start

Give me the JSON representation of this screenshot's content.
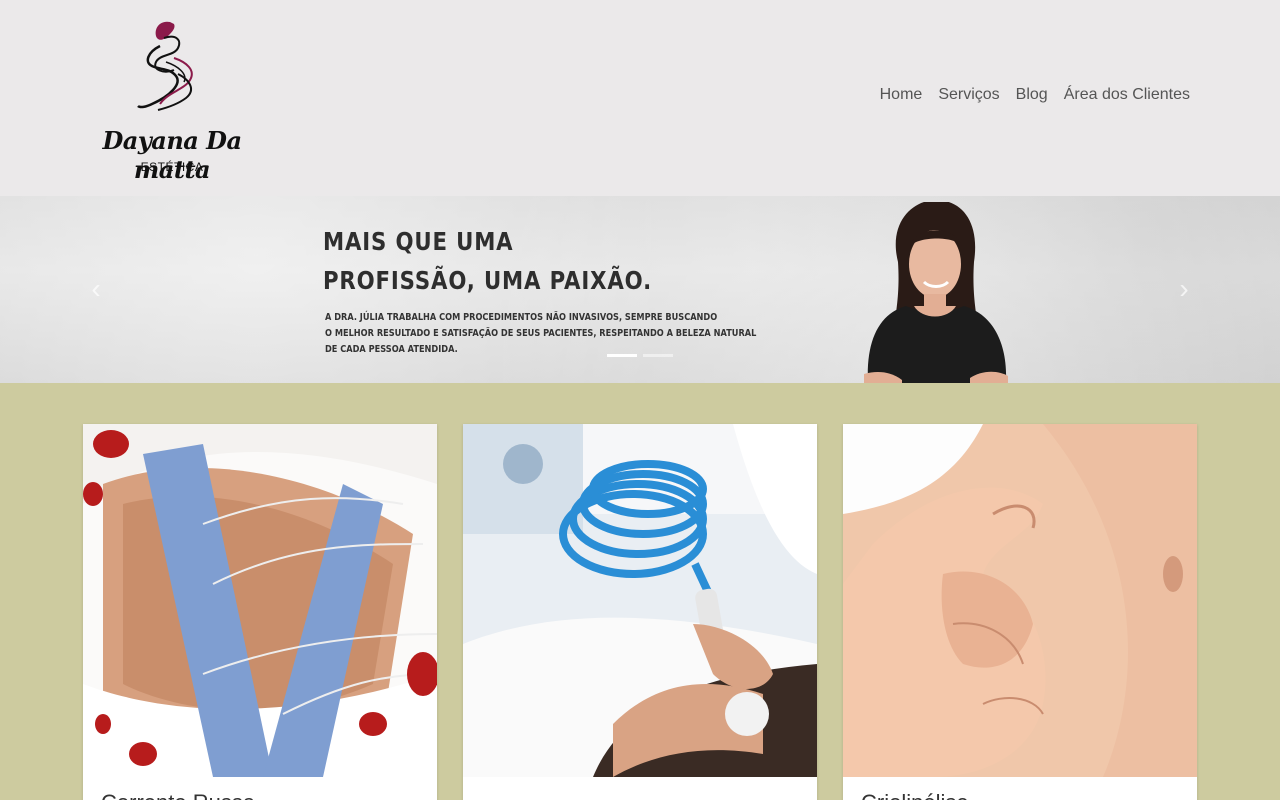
{
  "brand": {
    "name": "Dayana Da matta",
    "subtitle": "ESTÉTICA"
  },
  "nav": {
    "items": [
      {
        "label": "Home"
      },
      {
        "label": "Serviços"
      },
      {
        "label": "Blog"
      },
      {
        "label": "Área dos Clientes"
      }
    ]
  },
  "hero": {
    "title_line1": "MAIS QUE UMA",
    "title_line2": "PROFISSÃO, UMA PAIXÃO.",
    "desc_line1": "A DRA. JÚLIA TRABALHA COM PROCEDIMENTOS NÃO INVASIVOS, SEMPRE BUSCANDO",
    "desc_line2": "O MELHOR RESULTADO E SATISFAÇÃO DE SEUS PACIENTES, RESPEITANDO A BELEZA NATURAL",
    "desc_line3": "DE CADA PESSOA ATENDIDA.",
    "prev_icon": "chevron-left-icon",
    "next_icon": "chevron-right-icon",
    "slides_count": 2,
    "active_slide": 1
  },
  "services": {
    "cards": [
      {
        "title": "Corrente Russa"
      },
      {
        "title": ""
      },
      {
        "title": "Criolipólise"
      }
    ]
  },
  "colors": {
    "header_bg": "#ebe9ea",
    "services_bg": "#cdcb9f",
    "nav_text": "#555555",
    "logo_accent": "#8b1a4a"
  }
}
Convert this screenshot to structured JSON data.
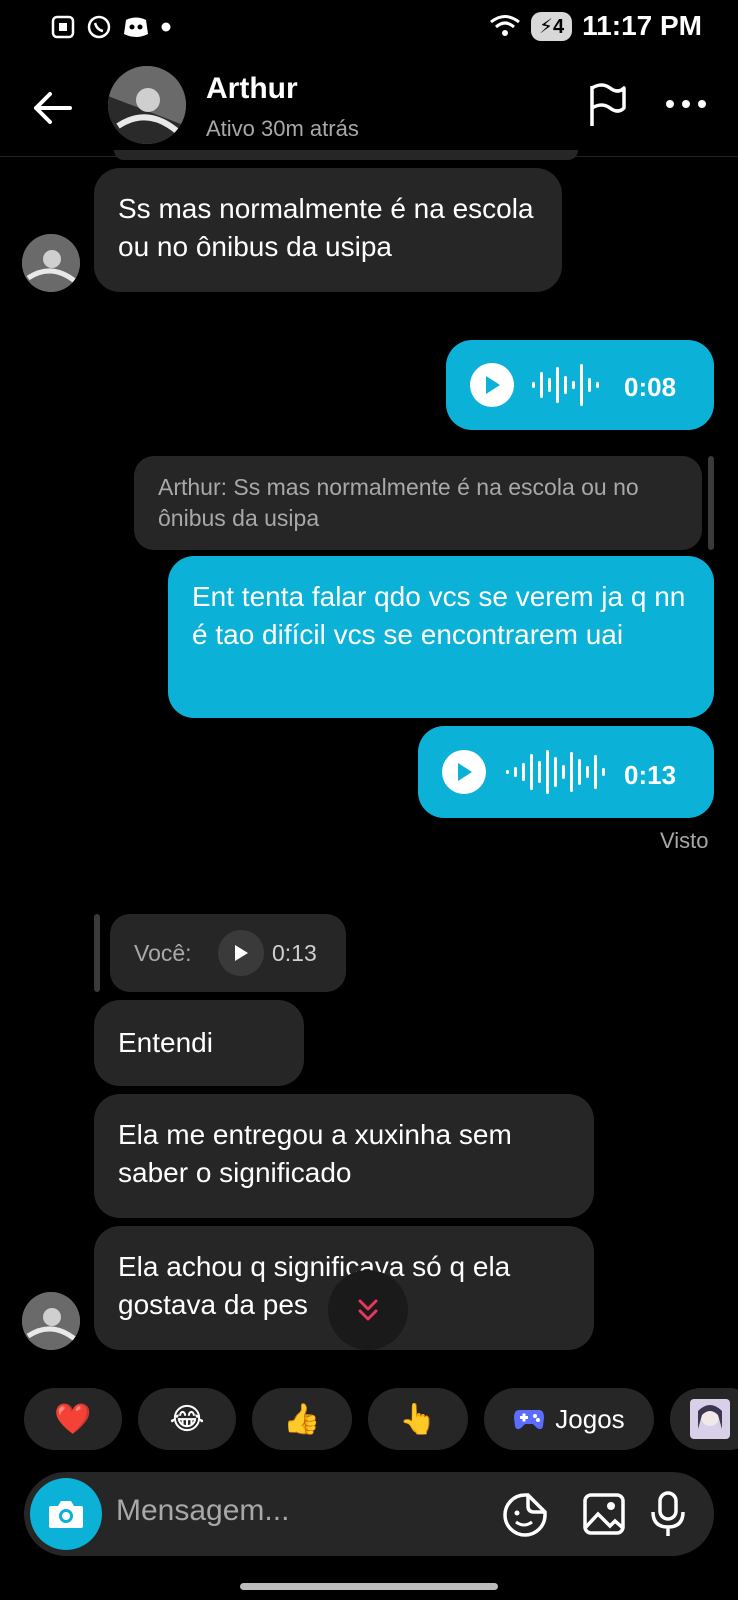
{
  "status_bar": {
    "time": "11:17 PM",
    "battery": "4"
  },
  "header": {
    "name": "Arthur",
    "status": "Ativo 30m atrás"
  },
  "messages": {
    "m1": {
      "text": "Ss mas normalmente é na escola ou no ônibus da usipa"
    },
    "m2": {
      "duration": "0:08"
    },
    "m3": {
      "reply_quote": "Arthur: Ss mas normalmente é na escola ou no ônibus da usipa",
      "text": "Ent tenta falar qdo vcs se verem ja q nn é tao difícil vcs se encontrarem uai"
    },
    "m4": {
      "duration": "0:13",
      "seen": "Visto"
    },
    "m5": {
      "reply_label": "Você:",
      "reply_duration": "0:13",
      "text": "Entendi"
    },
    "m6": {
      "text": "Ela me entregou a xuxinha sem saber o significado"
    },
    "m7": {
      "text": "Ela achou q significava só q ela gostava da pes"
    }
  },
  "reactions": [
    {
      "icon": "heart-icon",
      "emoji": "❤️"
    },
    {
      "icon": "laugh-icon",
      "emoji": "😂"
    },
    {
      "icon": "thumbs-up-icon",
      "emoji": "👍"
    },
    {
      "icon": "pointing-icon",
      "emoji": "👆"
    },
    {
      "icon": "gamepad-icon",
      "label": "Jogos"
    }
  ],
  "composer": {
    "placeholder": "Mensagem..."
  },
  "colors": {
    "accent": "#0bb1d6",
    "bubble_in": "#262626",
    "background": "#000000"
  }
}
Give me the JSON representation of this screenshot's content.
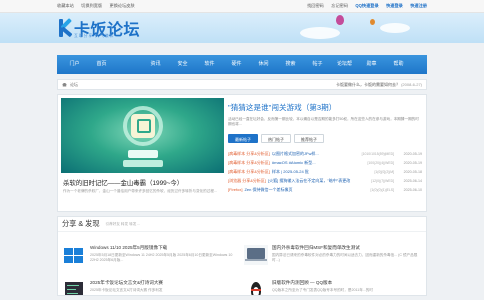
{
  "topbar": {
    "left": [
      "收藏本站",
      "切换到宽版",
      "更换论坛皮肤"
    ],
    "right": [
      {
        "label": "找回密码",
        "blue": false
      },
      {
        "label": "忘记密码",
        "blue": false
      },
      {
        "label": "QQ快速登录",
        "blue": true
      },
      {
        "label": "快速登录",
        "blue": true
      },
      {
        "label": "快速注册",
        "blue": true
      }
    ]
  },
  "logo": {
    "text": "卡饭论坛",
    "tagline": "互助分享  大气谦和"
  },
  "nav": {
    "items": [
      "门户",
      "首页",
      "",
      "资讯",
      "安全",
      "软件",
      "硬件",
      "休闲",
      "搜索",
      "帖子",
      "论坛帮",
      "勋章",
      "帮助"
    ],
    "active_index": 2
  },
  "crumb": {
    "current": "论坛",
    "notice_prefix": "卡饭要做什么，卡饭的需要如何去？",
    "notice_date": "(2008-6-27)"
  },
  "slide": {
    "title": "杀软的旧时记忆——金山毒霸（1999~今）",
    "desc": "作为一个老牌的杀软厂，金山一个曾给用户带来许多回忆的杀软，经历过许多转折与变化的过程..."
  },
  "feature": {
    "title": "\"猜猜这是谁\"闯关游戏（第3期）",
    "intro": "活动已经一直在坛好会，反而第一期比较，本以确自以是否期的能多打50权，所在这些人的在参与游戏，本期猜一期的时期也将...",
    "buttons": [
      "最新帖子",
      "热门帖子",
      "推荐帖子"
    ],
    "news": [
      {
        "tag": "[病毒样本 分享&分析区]",
        "title": "以图片格式加密的JFw样...",
        "meta": "[1010/1015(59)|MED]",
        "date": "2020-05-19"
      },
      {
        "tag": "[病毒样本 分享&分析区]",
        "title": "#macOS #Atomic 新型...",
        "meta": "[100(20)(4)|WED]",
        "date": "2020-05-19"
      },
      {
        "tag": "[病毒样本 分享&分析区]",
        "title": "样本 | 2025-05-24 批",
        "meta": "[1(0)[0](2)|M]",
        "date": "2020-05-18"
      },
      {
        "tag": "[浏览器 分享&分析区]",
        "title": "[火狐] 搜狗输入法云在不定向某，\"暗中\"表更改",
        "meta": "[12(0)(7)|WED]",
        "date": "2025-06-14"
      },
      {
        "tag": "[Firefox]",
        "title": "Zen 保持微信一个差标像页",
        "meta": "[1(0)(0)(1)|ELS]",
        "date": "2025-06-10"
      }
    ]
  },
  "share": {
    "title": "分享 & 发现",
    "tabs": "引荐好友 转发 转发 ...",
    "items": [
      {
        "icon": "windows-icon",
        "name": "Windows 11/10 2025年5月版镜像下载",
        "desc": "2025年5月18日更新至Windows 11 24H2 2025年5月版 2025年6月10日更新至Windows 10 22H2 2025年6月版..."
      },
      {
        "icon": "laptop-icon",
        "name": "国内外杀毒软件回归MSF和复而单改生测试",
        "desc": "国内算法已请来的杀毒软件对必的杀毒力的时间以适去力，因而重新的杀毒信... (C 镜产品限时...)"
      },
      {
        "icon": "code-icon",
        "name": "2025年卡饭论坛文言文&打诗词大赛",
        "desc": "2025年卡饭论坛文言文&打诗词大赛 作多利发 "
      },
      {
        "icon": "penguin-icon",
        "name": "旧版软件内测回顾 — QQ版本",
        "desc": "QQ版本之所至为了专门发表QQ版号本号的时，是2011年...的时"
      }
    ]
  }
}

end

■ Job: Look through the records and gather each line with the word "icon".

■ Result for this task:
    "prev_icon": "chevron-left-icon",
    "next_icon": "chevron-right-icon",
      "icon": "heart-icon",
      "icon": "laugh-icon",
      "icon": "thumbs-up-icon",
      "icon": "pointing-icon",
      "icon": "gamepad-icon",
        "icon": "windows-icon",
        "icon": "laptop-icon",
        "icon": "code-icon",
        "icon": "penguin-icon",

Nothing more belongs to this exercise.